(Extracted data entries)
========================

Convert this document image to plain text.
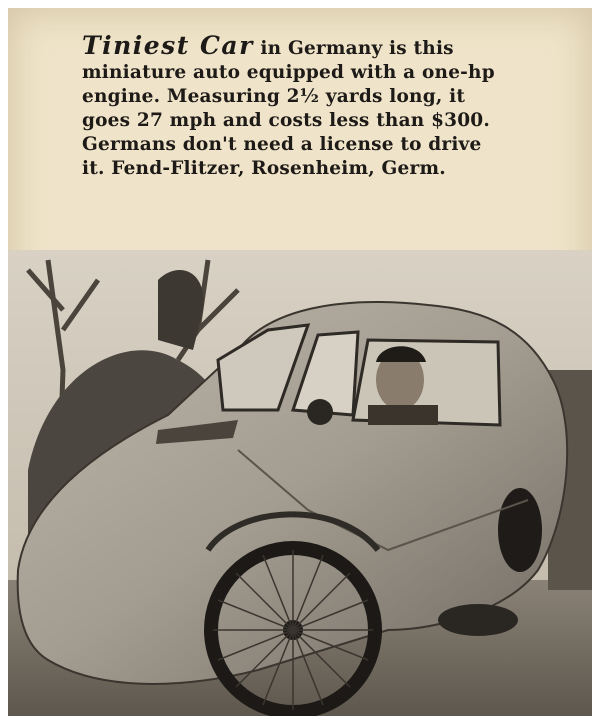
Tiniest Car in Germany is this
miniature auto equipped with a one-hp
engine. Measuring 2½ yards long, it
goes 27 mph and costs less than $300.
Germans don't need a license to drive
it. Fend-Flitzer, Rosenheim, Germ.
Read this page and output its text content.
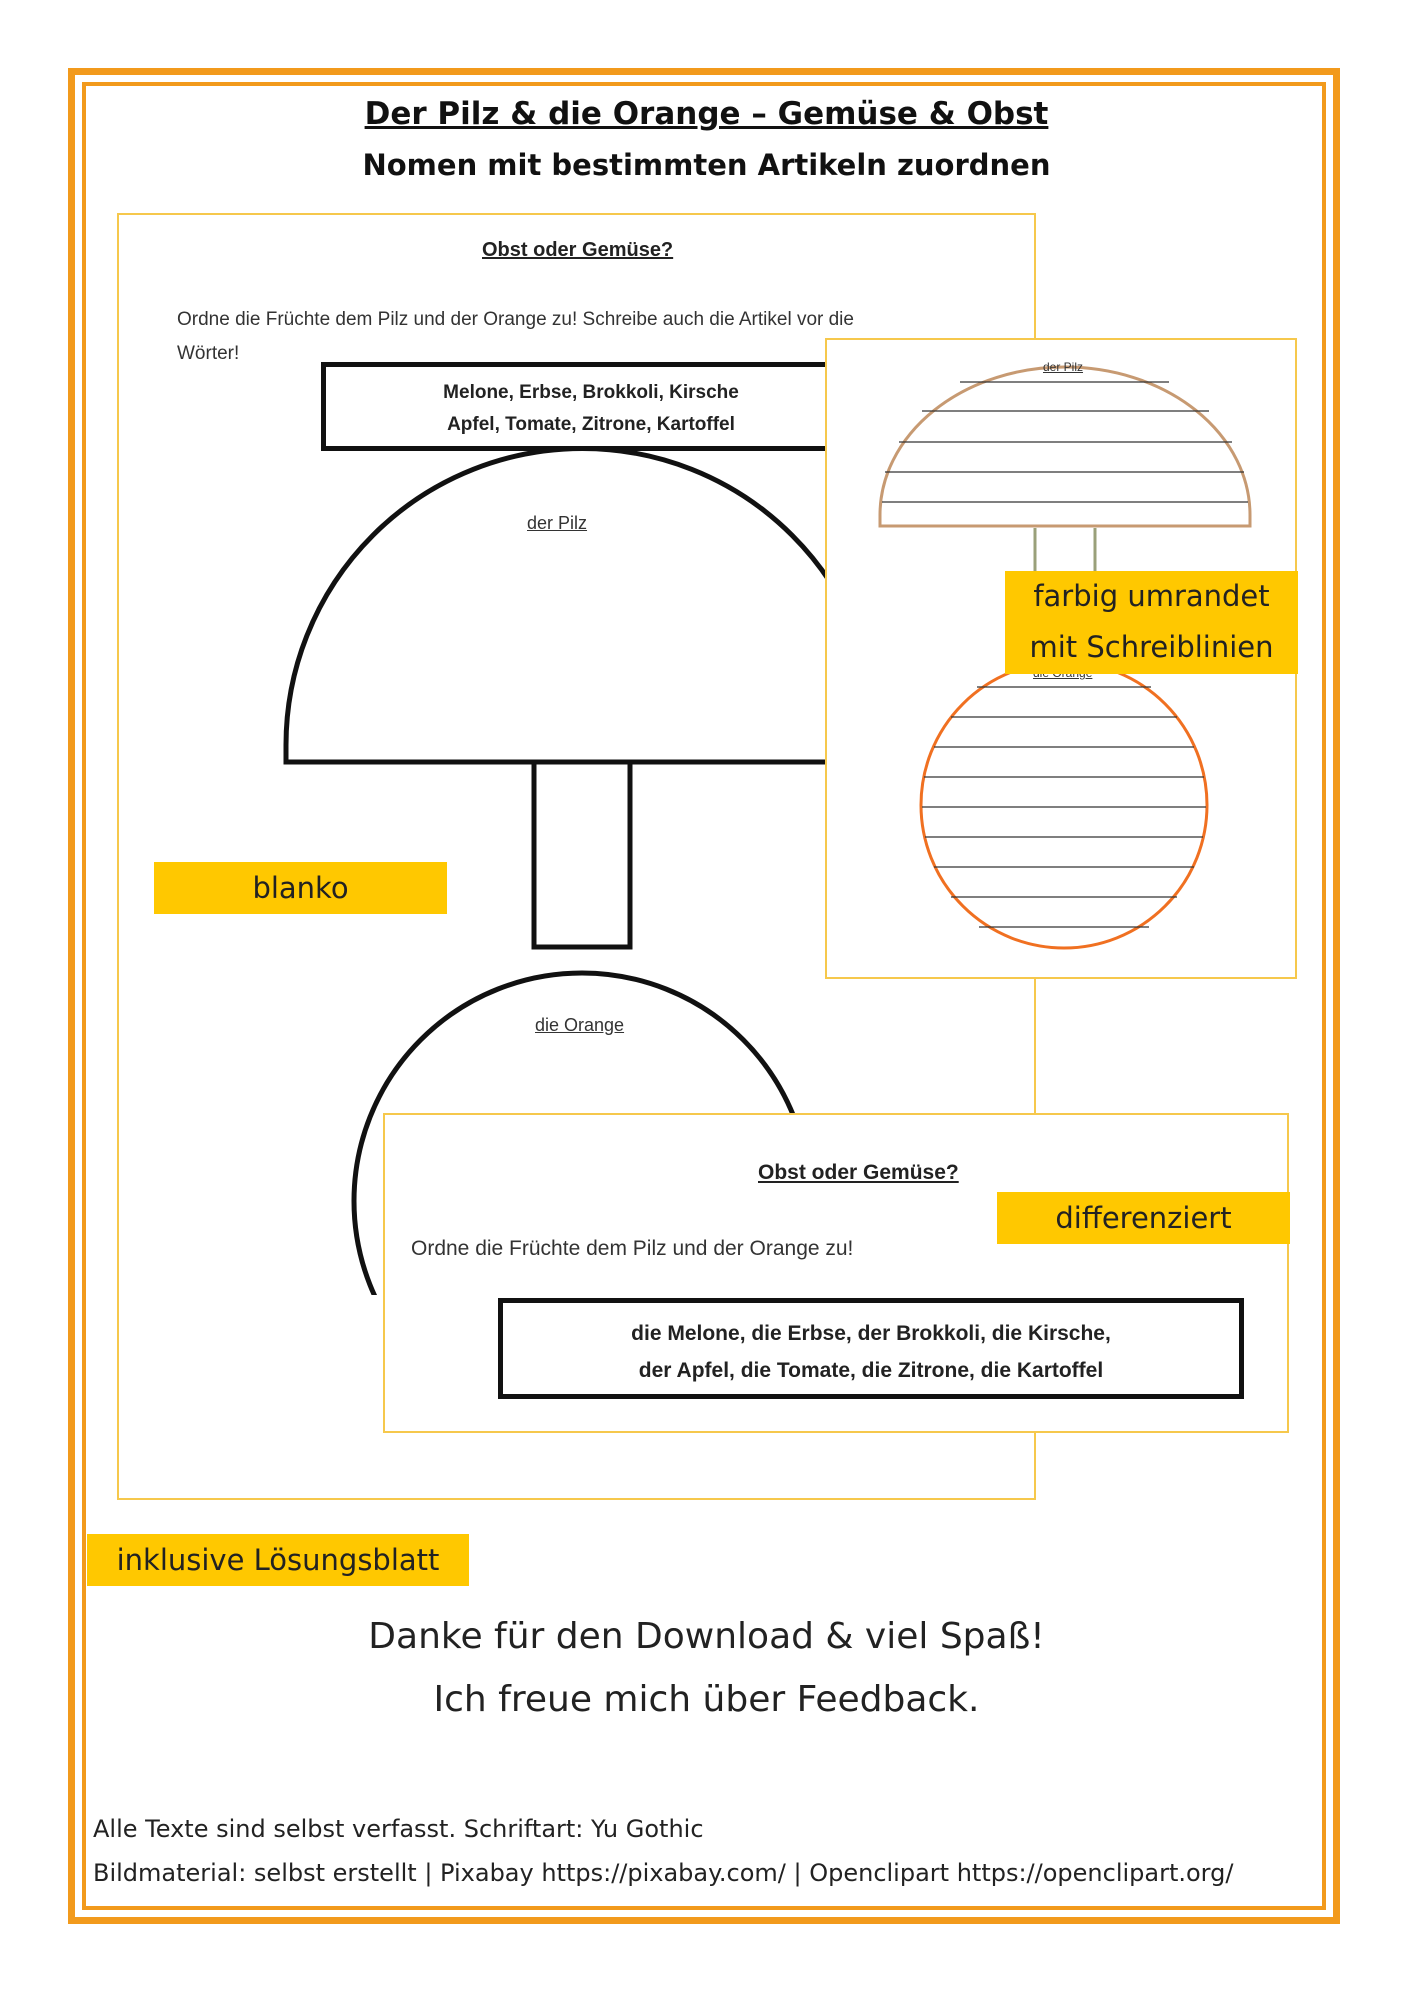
Der Pilz & die Orange – Gemüse & Obst
Nomen mit bestimmten Artikeln zuordnen
Obst oder Gemüse?
Ordne die Früchte dem Pilz und der Orange zu! Schreibe auch die Artikel vor die
Wörter!
Melone, Erbse, Brokkoli, Kirsche
Apfel, Tomate, Zitrone, Kartoffel
der Pilz
die Orange
der Pilz
Obst oder Gemüse?
Ordne die Früchte dem Pilz und der Orange zu!
die Melone, die Erbse, der Brokkoli, die Kirsche,
der Apfel, die Tomate, die Zitrone, die Kartoffel
blanko
farbig umrandet
mit Schreiblinien
differenziert
inklusive Lösungsblatt
Danke für den Download & viel Spaß!
Ich freue mich über Feedback.
Alle Texte sind selbst verfasst. Schriftart: Yu Gothic
Bildmaterial: selbst erstellt | Pixabay https://pixabay.com/ | Openclipart https://openclipart.org/
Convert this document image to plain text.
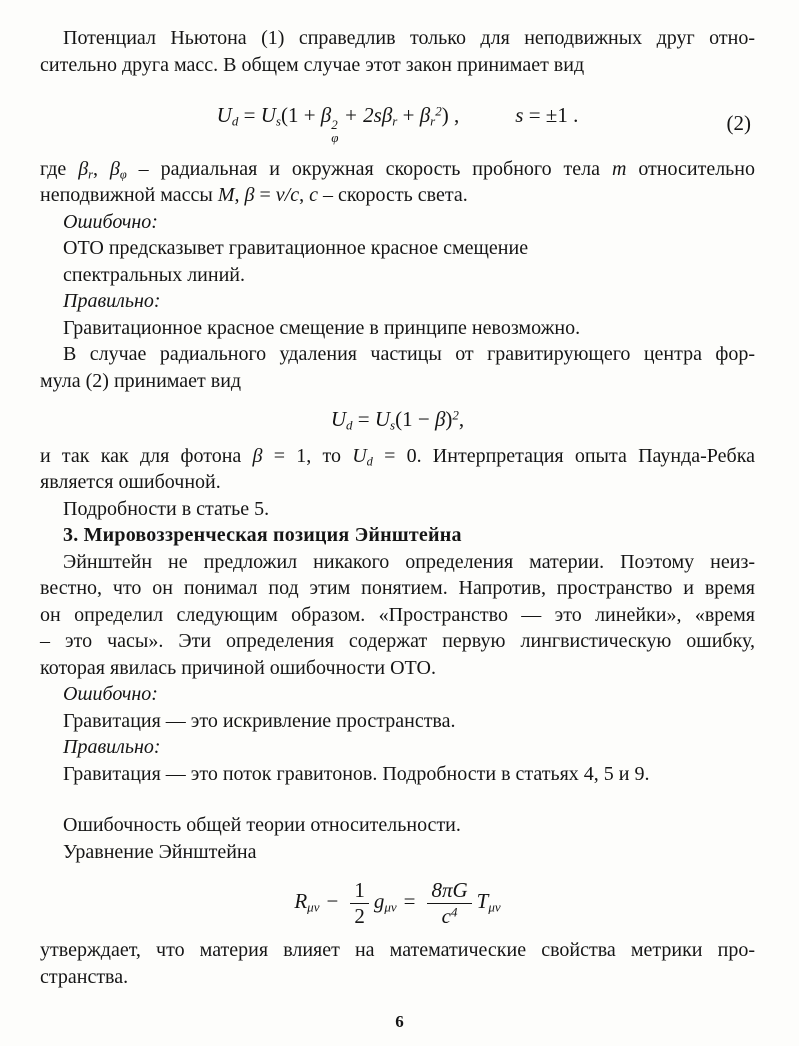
Потенциал Ньютона (1) справедлив только для неподвижных друг отно-
сительно друга масс. В общем случае этот закон принимает вид
$U_d = U_s(1 + \beta$ 2
φ
+ $2s\beta_r + \beta_r^2$) ,	s = ±1 .	(2)
где $\beta_r$, $\beta_\varphi$ – радиальная и окружная скорость пробного тела m относительно
неподвижной массы M, β = v/c, c – скорость света.
Ошибочно:
ОТО предсказывет гравитационное красное смещение
спектральных линий.
Правильно:
Гравитационное красное смещение в принципе невозможно.
В случае радиального удаления частицы от гравитирующего центра фор-
мула (2) принимает вид
$U_d = U_s(1 - \beta)^2$,
и так как для фотона β = 1, то $U_d = 0$. Интерпретация опыта Паунда-Ребка
является ошибочной.
Подробности в статье 5.
3. Мировоззренческая позиция Эйнштейна
Эйнштейн не предложил никакого определения материи. Поэтому неиз-
вестно, что он понимал под этим понятием. Напротив, пространство и время
он определил следующим образом. «Пространство — это линейки», «время
– это часы». Эти определения содержат первую лингвистическую ошибку,
которая явилась причиной ошибочности ОТО.
Ошибочно:
Гравитация — это искривление пространства.
Правильно:
Гравитация — это поток гравитонов. Подробности в статьях 4, 5 и 9.
Ошибочность общей теории относительности.
Уравнение Эйнштейна
$R_{\mu\nu} - \frac{1}{2} g_{\mu\nu} = \frac{8\pi G}{c^4} T_{\mu\nu}$
утверждает, что материя влияет на математические свойства метрики про-
странства.
6
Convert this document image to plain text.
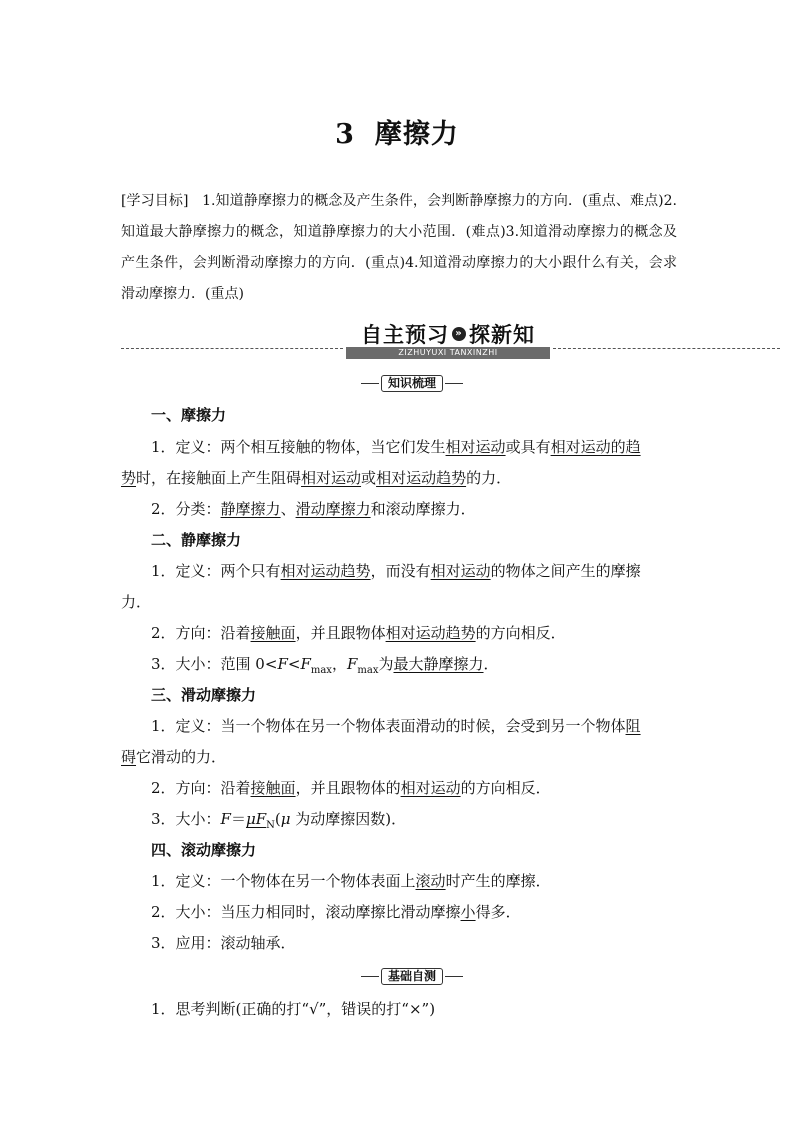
3 摩擦力
[学习目标] 1.知道静摩擦力的概念及产生条件，会判断静摩擦力的方向．(重点、难点)2.知道最大静摩擦力的概念，知道静摩擦力的大小范围．(难点)3.知道滑动摩擦力的概念及产生条件，会判断滑动摩擦力的方向．(重点)4.知道滑动摩擦力的大小跟什么有关，会求滑动摩擦力．(重点)
自主预习 » 探新知
ZIZHUYUXI TANXINZHI
知识梳理
一、摩擦力
1．定义：两个相互接触的物体，当它们发生相对运动或具有相对运动的趋
势时，在接触面上产生阻碍相对运动或相对运动趋势的力．
2．分类：静摩擦力、滑动摩擦力和滚动摩擦力．
二、静摩擦力
1．定义：两个只有相对运动趋势，而没有相对运动的物体之间产生的摩擦
力．
2．方向：沿着接触面，并且跟物体相对运动趋势的方向相反．
3．大小：范围 $0<F<F_{max}$，$F_{max}$为最大静摩擦力．
三、滑动摩擦力
1．定义：当一个物体在另一个物体表面滑动的时候，会受到另一个物体阻
碍它滑动的力．
2．方向：沿着接触面，并且跟物体的相对运动的方向相反．
3．大小：$F=\mu F_N(\mu$ 为动摩擦因数)．
四、滚动摩擦力
1．定义：一个物体在另一个物体表面上滚动时产生的摩擦．
2．大小：当压力相同时，滚动摩擦比滑动摩擦小得多．
3．应用：滚动轴承．
1．思考判断(正确的打“√”，错误的打“×”)
基础自测
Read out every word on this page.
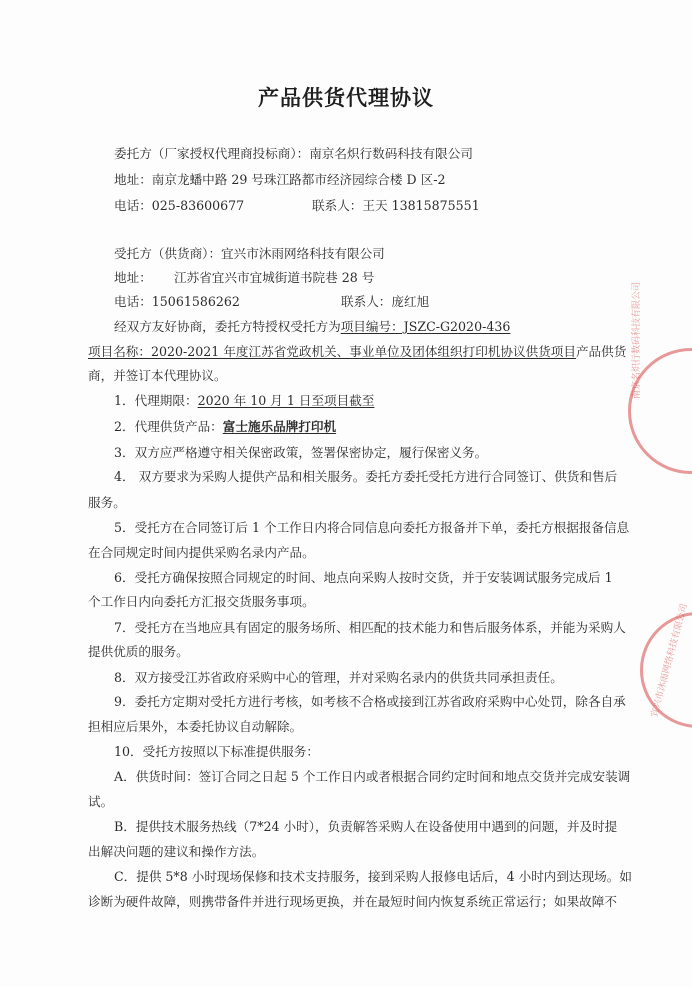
产品供货代理协议
委托方（厂家授权代理商投标商）：南京名炽行数码科技有限公司
地址：南京龙蟠中路 29 号珠江路都市经济园综合楼 D 区-2
电话：025-83600677	联系人：王天 13815875551
受托方（供货商）：宜兴市沐雨网络科技有限公司
地址： 江苏省宜兴市宜城街道书院巷 28 号
电话：15061586262	联系人：庞红旭
经双方友好协商，委托方特授权受托方为项目编号：JSZC-G2020-436
项目名称：2020-2021 年度江苏省党政机关、事业单位及团体组织打印机协议供货项目产品供货
商，并签订本代理协议。
1．代理期限：2020 年 10 月 1 日至项目截至
2．代理供货产品：富士施乐品牌打印机
3．双方应严格遵守相关保密政策，签署保密协定，履行保密义务。
4． 双方要求为采购人提供产品和相关服务。委托方委托受托方进行合同签订、供货和售后
服务。
5．受托方在合同签订后 1 个工作日内将合同信息向委托方报备并下单，委托方根据报备信息
在合同规定时间内提供采购名录内产品。
6．受托方确保按照合同规定的时间、地点向采购人按时交货，并于安装调试服务完成后 1
个工作日内向委托方汇报交货服务事项。
7．受托方在当地应具有固定的服务场所、相匹配的技术能力和售后服务体系，并能为采购人
提供优质的服务。
8．双方接受江苏省政府采购中心的管理，并对采购名录内的供货共同承担责任。
9．委托方定期对受托方进行考核，如考核不合格或接到江苏省政府采购中心处罚，除各自承
担相应后果外，本委托协议自动解除。
10．受托方按照以下标准提供服务：
A．供货时间：签订合同之日起 5 个工作日内或者根据合同约定时间和地点交货并完成安装调
试。
B．提供技术服务热线（7*24 小时），负责解答采购人在设备使用中遇到的问题，并及时提
出解决问题的建议和操作方法。
C．提供 5*8 小时现场保修和技术支持服务，接到采购人报修电话后，4 小时内到达现场。如
诊断为硬件故障，则携带备件并进行现场更换，并在最短时间内恢复系统正常运行；如果故障不
南京名炽行数码科技有限公司
宜兴市沐雨网络科技有限公司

========================

Make an exact reproduction of the listing above, without any pictures.

Convert this document image to plain text.
Tiniest Car in Germany is this
miniature auto equipped with a one-hp
engine. Measuring 2½ yards long, it
goes 27 mph and costs less than $300.
Germans don't need a license to drive
it. Fend-Flitzer, Rosenheim, Germ.
Read this page and output its text content.
Der Pilz & die Orange – Gemüse & Obst
Nomen mit bestimmten Artikeln zuordnen
Obst oder Gemüse?
Ordne die Früchte dem Pilz und der Orange zu! Schreibe auch die Artikel vor die
Wörter!
Melone, Erbse, Brokkoli, Kirsche
Apfel, Tomate, Zitrone, Kartoffel
der Pilz
die Orange
der Pilz
Obst oder Gemüse?
Ordne die Früchte dem Pilz und der Orange zu!
die Melone, die Erbse, der Brokkoli, die Kirsche,
der Apfel, die Tomate, die Zitrone, die Kartoffel
blanko
farbig umrandet
mit Schreiblinien
differenziert
inklusive Lösungsblatt
Danke für den Download & viel Spaß!
Ich freue mich über Feedback.
Alle Texte sind selbst verfasst. Schriftart: Yu Gothic
Bildmaterial: selbst erstellt | Pixabay https://pixabay.com/ | Openclipart https://openclipart.org/
Convert this document image to plain text.
Потенциал Ньютона (1) справедлив только для неподвижных друг отно-
сительно друга масс. В общем случае этот закон принимает вид
$U_d = U_s(1 + \beta$ 2
φ
+ $2s\beta_r + \beta_r^2$) ,	s = ±1 .	(2)
где $\beta_r$, $\beta_\varphi$ – радиальная и окружная скорость пробного тела m относительно
неподвижной массы M, β = v/c, c – скорость света.
Ошибочно:
ОТО предсказывет гравитационное красное смещение
спектральных линий.
Правильно:
Гравитационное красное смещение в принципе невозможно.
В случае радиального удаления частицы от гравитирующего центра фор-
мула (2) принимает вид
$U_d = U_s(1 - \beta)^2$,
и так как для фотона β = 1, то $U_d = 0$. Интерпретация опыта Паунда-Ребка
является ошибочной.
Подробности в статье 5.
3. Мировоззренческая позиция Эйнштейна
Эйнштейн не предложил никакого определения материи. Поэтому неиз-
вестно, что он понимал под этим понятием. Напротив, пространство и время
он определил следующим образом. «Пространство — это линейки», «время
– это часы». Эти определения содержат первую лингвистическую ошибку,
которая явилась причиной ошибочности ОТО.
Ошибочно:
Гравитация — это искривление пространства.
Правильно:
Гравитация — это поток гравитонов. Подробности в статьях 4, 5 и 9.
Ошибочность общей теории относительности.
Уравнение Эйнштейна
$R_{\mu\nu} - \frac{1}{2} g_{\mu\nu} = \frac{8\pi G}{c^4} T_{\mu\nu}$
утверждает, что материя влияет на математические свойства метрики про-
странства.
6
Convert this document image to plain text.
3 摩擦力
[学习目标] 1.知道静摩擦力的概念及产生条件，会判断静摩擦力的方向．(重点、难点)2.知道最大静摩擦力的概念，知道静摩擦力的大小范围．(难点)3.知道滑动摩擦力的概念及产生条件，会判断滑动摩擦力的方向．(重点)4.知道滑动摩擦力的大小跟什么有关，会求滑动摩擦力．(重点)
自主预习 » 探新知
ZIZHUYUXI TANXINZHI
知识梳理
一、摩擦力
1．定义：两个相互接触的物体，当它们发生相对运动或具有相对运动的趋
势时，在接触面上产生阻碍相对运动或相对运动趋势的力．
2．分类：静摩擦力、滑动摩擦力和滚动摩擦力．
二、静摩擦力
1．定义：两个只有相对运动趋势，而没有相对运动的物体之间产生的摩擦
力．
2．方向：沿着接触面，并且跟物体相对运动趋势的方向相反．
3．大小：范围 $0<F<F_{max}$，$F_{max}$为最大静摩擦力．
三、滑动摩擦力
1．定义：当一个物体在另一个物体表面滑动的时候，会受到另一个物体阻
碍它滑动的力．
2．方向：沿着接触面，并且跟物体的相对运动的方向相反．
3．大小：$F=\mu F_N(\mu$ 为动摩擦因数)．
四、滚动摩擦力
1．定义：一个物体在另一个物体表面上滚动时产生的摩擦．
2．大小：当压力相同时，滚动摩擦比滑动摩擦小得多．
3．应用：滚动轴承．
1．思考判断(正确的打“√”，错误的打“×”)
基础自测
Read out every word on this page.
产品供货代理协议
委托方（厂家授权代理商投标商）：南京名炽行数码科技有限公司
地址：南京龙蟠中路 29 号珠江路都市经济园综合楼 D 区-2
电话：025-83600677	联系人：王天 13815875551
受托方（供货商）：宜兴市沐雨网络科技有限公司
地址： 江苏省宜兴市宜城街道书院巷 28 号
电话：15061586262	联系人：庞红旭
经双方友好协商，委托方特授权受托方为项目编号：JSZC-G2020-436
项目名称：2020-2021 年度江苏省党政机关、事业单位及团体组织打印机协议供货项目产品供货
商，并签订本代理协议。
1．代理期限：2020 年 10 月 1 日至项目截至
2．代理供货产品：富士施乐品牌打印机
3．双方应严格遵守相关保密政策，签署保密协定，履行保密义务。
4． 双方要求为采购人提供产品和相关服务。委托方委托受托方进行合同签订、供货和售后
服务。
5．受托方在合同签订后 1 个工作日内将合同信息向委托方报备并下单，委托方根据报备信息
在合同规定时间内提供采购名录内产品。
6．受托方确保按照合同规定的时间、地点向采购人按时交货，并于安装调试服务完成后 1
个工作日内向委托方汇报交货服务事项。
7．受托方在当地应具有固定的服务场所、相匹配的技术能力和售后服务体系，并能为采购人
提供优质的服务。
8．双方接受江苏省政府采购中心的管理，并对采购名录内的供货共同承担责任。
9．委托方定期对受托方进行考核，如考核不合格或接到江苏省政府采购中心处罚，除各自承
担相应后果外，本委托协议自动解除。
10．受托方按照以下标准提供服务：
A．供货时间：签订合同之日起 5 个工作日内或者根据合同约定时间和地点交货并完成安装调
试。
B．提供技术服务热线（7*24 小时），负责解答采购人在设备使用中遇到的问题，并及时提
出解决问题的建议和操作方法。
C．提供 5*8 小时现场保修和技术支持服务，接到采购人报修电话后，4 小时内到达现场。如
诊断为硬件故障，则携带备件并进行现场更换，并在最短时间内恢复系统正常运行；如果故障不
南京名炽行数码科技有限公司
宜兴市沐雨网络科技有限公司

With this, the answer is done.